** START OF MATERIAL **
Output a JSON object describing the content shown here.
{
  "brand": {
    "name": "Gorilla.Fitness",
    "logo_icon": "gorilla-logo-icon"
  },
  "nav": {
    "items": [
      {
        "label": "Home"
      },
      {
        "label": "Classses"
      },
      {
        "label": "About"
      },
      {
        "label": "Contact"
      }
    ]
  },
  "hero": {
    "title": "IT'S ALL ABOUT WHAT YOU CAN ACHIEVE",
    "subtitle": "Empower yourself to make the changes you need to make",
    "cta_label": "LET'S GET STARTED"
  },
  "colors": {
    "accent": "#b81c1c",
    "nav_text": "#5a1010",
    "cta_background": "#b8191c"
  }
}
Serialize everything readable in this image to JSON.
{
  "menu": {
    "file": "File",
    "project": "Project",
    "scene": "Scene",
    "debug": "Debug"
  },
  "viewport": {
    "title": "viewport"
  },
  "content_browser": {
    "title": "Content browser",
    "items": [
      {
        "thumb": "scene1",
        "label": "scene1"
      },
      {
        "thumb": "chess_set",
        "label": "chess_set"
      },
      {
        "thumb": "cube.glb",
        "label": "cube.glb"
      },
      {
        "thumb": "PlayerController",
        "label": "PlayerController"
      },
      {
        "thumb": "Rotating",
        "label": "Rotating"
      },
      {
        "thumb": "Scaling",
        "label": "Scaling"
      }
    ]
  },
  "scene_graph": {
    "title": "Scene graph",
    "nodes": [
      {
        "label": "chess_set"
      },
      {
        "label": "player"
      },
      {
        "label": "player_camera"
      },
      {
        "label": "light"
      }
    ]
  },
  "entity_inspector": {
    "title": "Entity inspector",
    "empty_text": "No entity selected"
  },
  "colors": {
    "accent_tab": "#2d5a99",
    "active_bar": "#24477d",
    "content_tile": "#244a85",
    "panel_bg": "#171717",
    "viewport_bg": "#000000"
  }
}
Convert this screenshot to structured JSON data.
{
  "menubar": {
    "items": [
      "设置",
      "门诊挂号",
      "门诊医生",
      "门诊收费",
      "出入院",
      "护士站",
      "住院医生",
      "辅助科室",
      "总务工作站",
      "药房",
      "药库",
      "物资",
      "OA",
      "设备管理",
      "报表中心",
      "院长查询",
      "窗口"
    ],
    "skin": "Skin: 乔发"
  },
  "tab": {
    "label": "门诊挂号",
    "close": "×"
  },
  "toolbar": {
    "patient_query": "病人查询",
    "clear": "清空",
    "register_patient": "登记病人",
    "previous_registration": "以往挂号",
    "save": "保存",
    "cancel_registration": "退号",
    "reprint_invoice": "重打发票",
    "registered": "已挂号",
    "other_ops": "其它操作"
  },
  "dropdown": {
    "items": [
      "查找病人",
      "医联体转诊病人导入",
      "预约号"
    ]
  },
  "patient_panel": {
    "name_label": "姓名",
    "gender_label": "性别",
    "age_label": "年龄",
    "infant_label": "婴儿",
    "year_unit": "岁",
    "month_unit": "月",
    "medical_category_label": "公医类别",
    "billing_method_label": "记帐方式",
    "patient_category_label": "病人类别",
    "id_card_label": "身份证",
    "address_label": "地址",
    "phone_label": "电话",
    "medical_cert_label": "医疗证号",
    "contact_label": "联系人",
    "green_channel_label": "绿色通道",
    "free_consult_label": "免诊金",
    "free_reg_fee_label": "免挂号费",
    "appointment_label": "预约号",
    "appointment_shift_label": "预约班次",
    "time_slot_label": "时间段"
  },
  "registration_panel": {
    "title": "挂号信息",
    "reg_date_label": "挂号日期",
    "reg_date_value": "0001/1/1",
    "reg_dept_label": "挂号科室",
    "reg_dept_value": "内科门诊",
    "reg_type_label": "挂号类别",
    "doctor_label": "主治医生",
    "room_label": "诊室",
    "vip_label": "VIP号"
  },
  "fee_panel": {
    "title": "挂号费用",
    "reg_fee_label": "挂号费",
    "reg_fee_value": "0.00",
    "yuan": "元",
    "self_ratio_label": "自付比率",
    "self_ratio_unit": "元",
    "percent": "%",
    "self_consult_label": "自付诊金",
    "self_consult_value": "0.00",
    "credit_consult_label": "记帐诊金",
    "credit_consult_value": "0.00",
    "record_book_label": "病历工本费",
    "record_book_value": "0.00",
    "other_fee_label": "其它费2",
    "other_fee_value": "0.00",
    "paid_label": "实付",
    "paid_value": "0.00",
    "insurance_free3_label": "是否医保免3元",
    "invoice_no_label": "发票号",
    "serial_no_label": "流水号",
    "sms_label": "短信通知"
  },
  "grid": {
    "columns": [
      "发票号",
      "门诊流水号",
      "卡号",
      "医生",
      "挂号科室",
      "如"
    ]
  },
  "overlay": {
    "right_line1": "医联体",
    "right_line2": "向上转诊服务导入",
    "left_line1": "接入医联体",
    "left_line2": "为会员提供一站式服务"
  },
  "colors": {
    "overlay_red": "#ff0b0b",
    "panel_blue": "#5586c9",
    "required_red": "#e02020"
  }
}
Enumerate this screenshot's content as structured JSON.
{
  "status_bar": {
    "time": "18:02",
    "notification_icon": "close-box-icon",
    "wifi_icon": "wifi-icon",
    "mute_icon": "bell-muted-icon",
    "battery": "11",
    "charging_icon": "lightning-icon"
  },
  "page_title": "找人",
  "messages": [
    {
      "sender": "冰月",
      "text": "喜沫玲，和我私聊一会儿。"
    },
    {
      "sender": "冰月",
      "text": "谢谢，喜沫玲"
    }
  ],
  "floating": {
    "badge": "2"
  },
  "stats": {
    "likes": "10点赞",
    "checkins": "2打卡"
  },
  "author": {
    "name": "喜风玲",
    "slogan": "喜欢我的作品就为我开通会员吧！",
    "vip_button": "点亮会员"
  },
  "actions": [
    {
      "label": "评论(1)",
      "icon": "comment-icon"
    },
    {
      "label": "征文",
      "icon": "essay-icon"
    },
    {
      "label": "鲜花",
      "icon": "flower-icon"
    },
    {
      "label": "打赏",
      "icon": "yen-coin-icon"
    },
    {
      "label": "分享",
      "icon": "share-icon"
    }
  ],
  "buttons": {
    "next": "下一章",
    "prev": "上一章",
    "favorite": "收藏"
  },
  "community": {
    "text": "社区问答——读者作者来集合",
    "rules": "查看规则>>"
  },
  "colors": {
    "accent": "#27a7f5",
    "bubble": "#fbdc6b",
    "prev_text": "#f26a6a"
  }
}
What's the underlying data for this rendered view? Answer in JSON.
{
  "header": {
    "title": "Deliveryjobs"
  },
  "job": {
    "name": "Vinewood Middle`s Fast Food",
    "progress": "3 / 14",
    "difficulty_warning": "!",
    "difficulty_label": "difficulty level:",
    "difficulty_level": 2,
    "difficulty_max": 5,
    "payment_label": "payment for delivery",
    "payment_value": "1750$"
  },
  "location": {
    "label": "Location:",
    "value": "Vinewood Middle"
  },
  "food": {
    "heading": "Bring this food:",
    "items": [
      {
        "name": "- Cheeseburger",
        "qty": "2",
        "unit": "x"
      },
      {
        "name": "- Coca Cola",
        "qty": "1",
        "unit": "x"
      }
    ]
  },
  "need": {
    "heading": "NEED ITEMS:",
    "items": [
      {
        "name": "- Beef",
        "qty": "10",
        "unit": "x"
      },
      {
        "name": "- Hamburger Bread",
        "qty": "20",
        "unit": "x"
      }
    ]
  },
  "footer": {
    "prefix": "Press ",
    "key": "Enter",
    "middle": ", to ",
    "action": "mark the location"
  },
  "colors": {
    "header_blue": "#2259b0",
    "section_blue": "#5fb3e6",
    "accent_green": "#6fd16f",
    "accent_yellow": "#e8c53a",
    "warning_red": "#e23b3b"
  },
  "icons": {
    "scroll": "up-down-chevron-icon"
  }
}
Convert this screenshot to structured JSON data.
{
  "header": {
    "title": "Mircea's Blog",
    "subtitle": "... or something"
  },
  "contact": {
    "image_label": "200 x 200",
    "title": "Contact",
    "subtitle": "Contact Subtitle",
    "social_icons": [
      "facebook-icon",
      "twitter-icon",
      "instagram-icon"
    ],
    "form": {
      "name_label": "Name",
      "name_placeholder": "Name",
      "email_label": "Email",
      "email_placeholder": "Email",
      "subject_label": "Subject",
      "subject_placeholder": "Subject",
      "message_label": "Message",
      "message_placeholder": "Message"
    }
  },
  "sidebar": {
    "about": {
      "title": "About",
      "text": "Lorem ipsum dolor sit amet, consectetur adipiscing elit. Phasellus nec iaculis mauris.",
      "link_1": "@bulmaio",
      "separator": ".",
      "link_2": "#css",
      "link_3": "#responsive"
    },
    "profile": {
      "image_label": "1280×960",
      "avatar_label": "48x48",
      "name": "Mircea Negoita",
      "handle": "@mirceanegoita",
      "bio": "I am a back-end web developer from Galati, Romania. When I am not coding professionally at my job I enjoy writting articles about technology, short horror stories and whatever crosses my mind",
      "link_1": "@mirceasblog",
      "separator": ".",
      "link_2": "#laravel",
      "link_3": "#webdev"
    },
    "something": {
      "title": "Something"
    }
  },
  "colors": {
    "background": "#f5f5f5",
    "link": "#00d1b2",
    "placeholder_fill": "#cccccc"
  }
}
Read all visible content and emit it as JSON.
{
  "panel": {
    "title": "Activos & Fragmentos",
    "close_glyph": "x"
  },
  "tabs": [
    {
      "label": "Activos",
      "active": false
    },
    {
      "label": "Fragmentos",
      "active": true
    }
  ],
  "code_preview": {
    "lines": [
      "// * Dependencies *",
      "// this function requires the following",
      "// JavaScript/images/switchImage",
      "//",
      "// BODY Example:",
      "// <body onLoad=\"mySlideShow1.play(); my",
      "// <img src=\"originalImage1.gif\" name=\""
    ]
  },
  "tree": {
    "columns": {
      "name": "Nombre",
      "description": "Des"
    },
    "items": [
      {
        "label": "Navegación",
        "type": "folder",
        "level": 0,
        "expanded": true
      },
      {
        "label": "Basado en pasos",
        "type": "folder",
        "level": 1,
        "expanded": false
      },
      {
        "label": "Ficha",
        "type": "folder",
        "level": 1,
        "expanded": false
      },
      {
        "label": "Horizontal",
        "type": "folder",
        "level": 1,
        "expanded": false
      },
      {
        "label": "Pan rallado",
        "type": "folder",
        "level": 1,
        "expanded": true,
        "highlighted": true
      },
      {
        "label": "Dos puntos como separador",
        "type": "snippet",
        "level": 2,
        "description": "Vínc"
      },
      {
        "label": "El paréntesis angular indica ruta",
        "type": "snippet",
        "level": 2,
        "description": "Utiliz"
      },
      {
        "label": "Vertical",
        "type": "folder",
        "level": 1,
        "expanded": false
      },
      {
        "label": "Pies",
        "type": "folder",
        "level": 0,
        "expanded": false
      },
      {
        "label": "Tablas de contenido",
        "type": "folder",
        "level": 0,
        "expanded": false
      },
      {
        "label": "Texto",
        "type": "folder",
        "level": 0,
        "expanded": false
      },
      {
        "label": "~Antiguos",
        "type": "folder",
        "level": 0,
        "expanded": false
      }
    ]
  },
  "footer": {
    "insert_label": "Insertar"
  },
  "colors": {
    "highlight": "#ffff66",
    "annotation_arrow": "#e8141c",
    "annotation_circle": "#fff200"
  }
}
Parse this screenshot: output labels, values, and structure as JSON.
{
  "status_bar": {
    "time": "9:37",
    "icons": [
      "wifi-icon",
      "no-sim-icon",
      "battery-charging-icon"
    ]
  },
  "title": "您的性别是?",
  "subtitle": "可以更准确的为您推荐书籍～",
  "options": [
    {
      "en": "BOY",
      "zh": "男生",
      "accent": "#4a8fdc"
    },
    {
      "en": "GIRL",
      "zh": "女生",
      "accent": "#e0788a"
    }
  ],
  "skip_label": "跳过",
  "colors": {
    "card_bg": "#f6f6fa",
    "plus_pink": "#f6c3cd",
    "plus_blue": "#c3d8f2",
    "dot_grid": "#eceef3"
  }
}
** END OF MATERIAL **
■ EXERCISE INSTRUCTIONS ■
Show all lines above holding "subtitle".

■ SOLVED PROBLEM ■
    "subtitle": "Empower yourself to make the changes you need to make",
    "subtitle": "... or something"
    "subtitle": "Contact Subtitle",
  "subtitle": "可以更准确的为您推荐书籍～",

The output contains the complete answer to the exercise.